_Work task_. Wherever the string "WBCs" appears in the records, return the line that holds it.

_Information supplied_.
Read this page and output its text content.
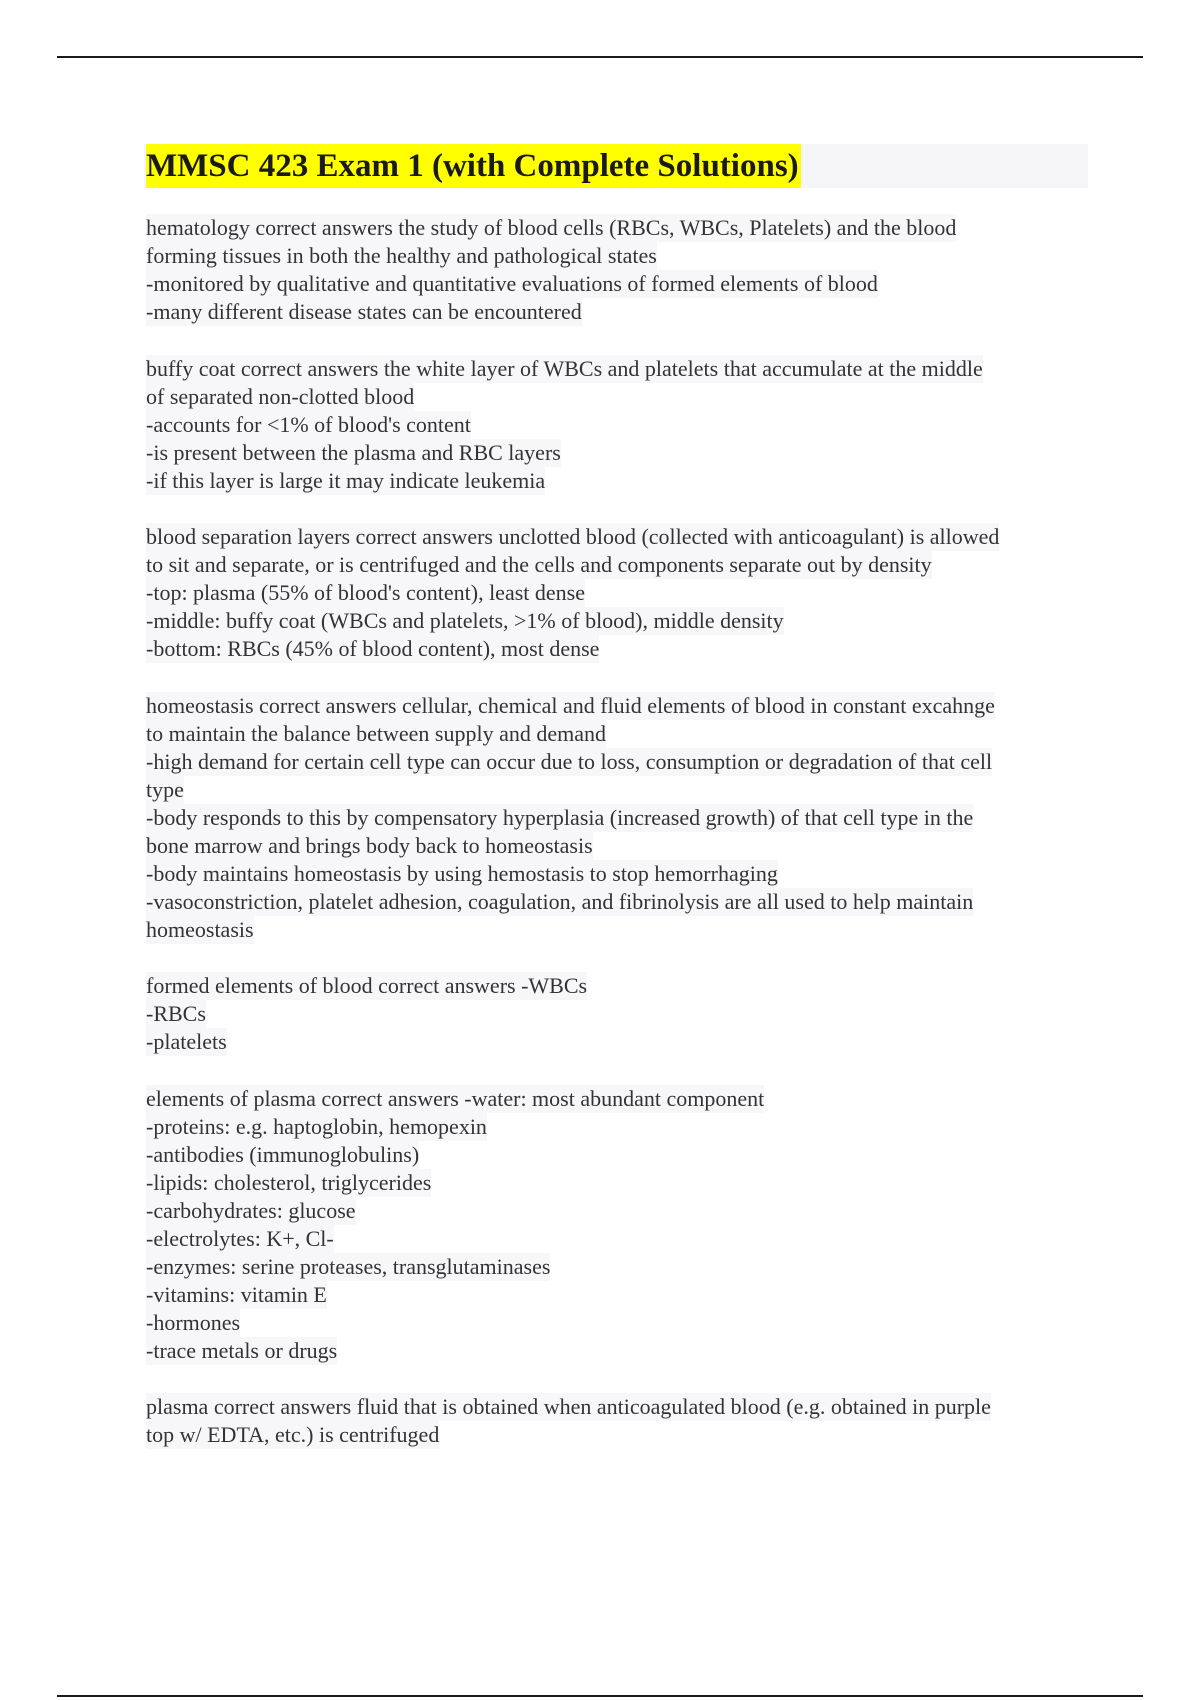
MMSC 423 Exam 1 (with Complete Solutions)
hematology correct answers the study of blood cells (RBCs, WBCs, Platelets) and the blood
forming tissues in both the healthy and pathological states
-monitored by qualitative and quantitative evaluations of formed elements of blood
-many different disease states can be encountered
buffy coat correct answers the white layer of WBCs and platelets that accumulate at the middle
of separated non-clotted blood
-accounts for <1% of blood's content
-is present between the plasma and RBC layers
-if this layer is large it may indicate leukemia
blood separation layers correct answers unclotted blood (collected with anticoagulant) is allowed
to sit and separate, or is centrifuged and the cells and components separate out by density
-top: plasma (55% of blood's content), least dense
-middle: buffy coat (WBCs and platelets, >1% of blood), middle density
-bottom: RBCs (45% of blood content), most dense
homeostasis correct answers cellular, chemical and fluid elements of blood in constant excahnge
to maintain the balance between supply and demand
-high demand for certain cell type can occur due to loss, consumption or degradation of that cell
type
-body responds to this by compensatory hyperplasia (increased growth) of that cell type in the
bone marrow and brings body back to homeostasis
-body maintains homeostasis by using hemostasis to stop hemorrhaging
-vasoconstriction, platelet adhesion, coagulation, and fibrinolysis are all used to help maintain
homeostasis
formed elements of blood correct answers -WBCs
-RBCs
-platelets
elements of plasma correct answers -water: most abundant component
-proteins: e.g. haptoglobin, hemopexin
-antibodies (immunoglobulins)
-lipids: cholesterol, triglycerides
-carbohydrates: glucose
-electrolytes: K+, Cl-
-enzymes: serine proteases, transglutaminases
-vitamins: vitamin E
-hormones
-trace metals or drugs
plasma correct answers fluid that is obtained when anticoagulated blood (e.g. obtained in purple
top w/ EDTA, etc.) is centrifuged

_The completed task_.
hematology correct answers the study of blood cells (RBCs, WBCs, Platelets) and the blood
buffy coat correct answers the white layer of WBCs and platelets that accumulate at the middle
-middle: buffy coat (WBCs and platelets, >1% of blood), middle density
formed elements of blood correct answers -WBCs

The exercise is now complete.